WHAT THIS TASK INVOLVES. From the listing below, work out how many lines contain "subtitle". Reply with that number only.

━━━━━━━━━━

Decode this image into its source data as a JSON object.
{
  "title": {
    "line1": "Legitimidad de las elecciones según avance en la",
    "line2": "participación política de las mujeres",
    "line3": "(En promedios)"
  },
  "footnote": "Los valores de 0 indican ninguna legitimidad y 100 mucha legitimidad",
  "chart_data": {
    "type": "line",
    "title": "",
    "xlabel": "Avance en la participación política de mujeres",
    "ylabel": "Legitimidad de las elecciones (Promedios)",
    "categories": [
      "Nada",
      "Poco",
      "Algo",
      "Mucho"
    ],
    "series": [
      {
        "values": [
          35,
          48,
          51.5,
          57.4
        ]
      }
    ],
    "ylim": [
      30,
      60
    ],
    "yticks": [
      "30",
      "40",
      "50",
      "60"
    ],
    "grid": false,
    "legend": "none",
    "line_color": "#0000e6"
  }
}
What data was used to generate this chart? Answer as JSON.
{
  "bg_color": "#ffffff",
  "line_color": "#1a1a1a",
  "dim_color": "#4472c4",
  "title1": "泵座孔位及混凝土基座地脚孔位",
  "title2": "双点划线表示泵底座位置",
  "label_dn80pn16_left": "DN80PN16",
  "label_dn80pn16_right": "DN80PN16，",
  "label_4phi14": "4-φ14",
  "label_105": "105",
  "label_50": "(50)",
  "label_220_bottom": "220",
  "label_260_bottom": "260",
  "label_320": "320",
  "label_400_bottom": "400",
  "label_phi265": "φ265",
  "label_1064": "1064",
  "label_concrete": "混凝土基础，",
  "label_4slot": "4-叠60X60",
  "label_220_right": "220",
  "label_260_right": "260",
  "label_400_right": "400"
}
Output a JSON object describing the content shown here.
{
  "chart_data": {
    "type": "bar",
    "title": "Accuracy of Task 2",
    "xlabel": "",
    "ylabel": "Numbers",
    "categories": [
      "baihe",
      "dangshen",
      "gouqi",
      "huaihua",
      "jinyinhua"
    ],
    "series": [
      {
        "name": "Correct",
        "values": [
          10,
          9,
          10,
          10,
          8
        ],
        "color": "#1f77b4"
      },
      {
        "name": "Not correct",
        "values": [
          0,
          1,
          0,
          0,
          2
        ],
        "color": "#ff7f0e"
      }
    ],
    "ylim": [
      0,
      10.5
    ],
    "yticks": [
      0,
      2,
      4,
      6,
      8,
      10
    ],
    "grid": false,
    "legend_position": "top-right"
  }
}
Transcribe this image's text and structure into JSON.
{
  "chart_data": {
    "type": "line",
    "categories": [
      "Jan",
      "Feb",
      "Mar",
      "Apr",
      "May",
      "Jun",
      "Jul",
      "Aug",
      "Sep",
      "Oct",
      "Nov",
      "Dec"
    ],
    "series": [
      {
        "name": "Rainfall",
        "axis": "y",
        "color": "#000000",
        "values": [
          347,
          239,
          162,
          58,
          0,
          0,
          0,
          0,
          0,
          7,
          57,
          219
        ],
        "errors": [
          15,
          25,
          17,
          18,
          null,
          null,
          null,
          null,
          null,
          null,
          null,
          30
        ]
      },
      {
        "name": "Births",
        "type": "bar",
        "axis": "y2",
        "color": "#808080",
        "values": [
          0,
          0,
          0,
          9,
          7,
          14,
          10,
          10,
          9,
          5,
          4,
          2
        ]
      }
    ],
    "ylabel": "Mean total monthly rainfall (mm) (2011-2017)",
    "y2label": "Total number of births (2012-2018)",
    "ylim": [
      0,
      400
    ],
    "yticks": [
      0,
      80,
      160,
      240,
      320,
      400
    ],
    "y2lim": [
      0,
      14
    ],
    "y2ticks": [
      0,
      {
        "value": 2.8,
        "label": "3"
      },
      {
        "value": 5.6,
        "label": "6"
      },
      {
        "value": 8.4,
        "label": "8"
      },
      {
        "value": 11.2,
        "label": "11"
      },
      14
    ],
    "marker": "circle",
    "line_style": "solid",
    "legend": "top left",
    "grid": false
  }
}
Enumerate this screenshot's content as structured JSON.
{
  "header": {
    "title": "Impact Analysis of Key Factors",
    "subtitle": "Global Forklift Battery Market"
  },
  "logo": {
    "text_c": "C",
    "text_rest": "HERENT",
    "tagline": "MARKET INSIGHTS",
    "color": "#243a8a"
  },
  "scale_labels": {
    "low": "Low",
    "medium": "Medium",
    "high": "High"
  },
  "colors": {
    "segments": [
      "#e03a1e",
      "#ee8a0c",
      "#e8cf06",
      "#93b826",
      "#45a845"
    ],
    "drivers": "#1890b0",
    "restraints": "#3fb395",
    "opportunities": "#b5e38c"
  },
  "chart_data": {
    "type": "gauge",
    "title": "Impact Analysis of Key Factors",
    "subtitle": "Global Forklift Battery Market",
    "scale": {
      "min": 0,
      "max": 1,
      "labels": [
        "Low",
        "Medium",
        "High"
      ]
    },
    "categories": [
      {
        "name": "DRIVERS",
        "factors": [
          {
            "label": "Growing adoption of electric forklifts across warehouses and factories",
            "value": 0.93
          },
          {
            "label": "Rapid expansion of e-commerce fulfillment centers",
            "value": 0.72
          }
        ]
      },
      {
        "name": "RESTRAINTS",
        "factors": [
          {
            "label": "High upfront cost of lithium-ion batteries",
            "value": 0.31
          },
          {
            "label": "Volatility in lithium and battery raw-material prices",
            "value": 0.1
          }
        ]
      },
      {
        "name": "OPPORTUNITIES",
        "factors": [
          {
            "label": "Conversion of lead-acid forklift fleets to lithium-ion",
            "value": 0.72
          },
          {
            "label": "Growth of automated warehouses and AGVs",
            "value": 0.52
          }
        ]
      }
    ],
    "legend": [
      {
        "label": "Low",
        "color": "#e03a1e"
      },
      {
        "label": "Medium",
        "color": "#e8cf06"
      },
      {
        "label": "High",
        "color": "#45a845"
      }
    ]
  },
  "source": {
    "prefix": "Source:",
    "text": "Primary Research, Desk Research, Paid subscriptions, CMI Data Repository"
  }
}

━━━━━━━━━━

COMPLETE ANSWER. 2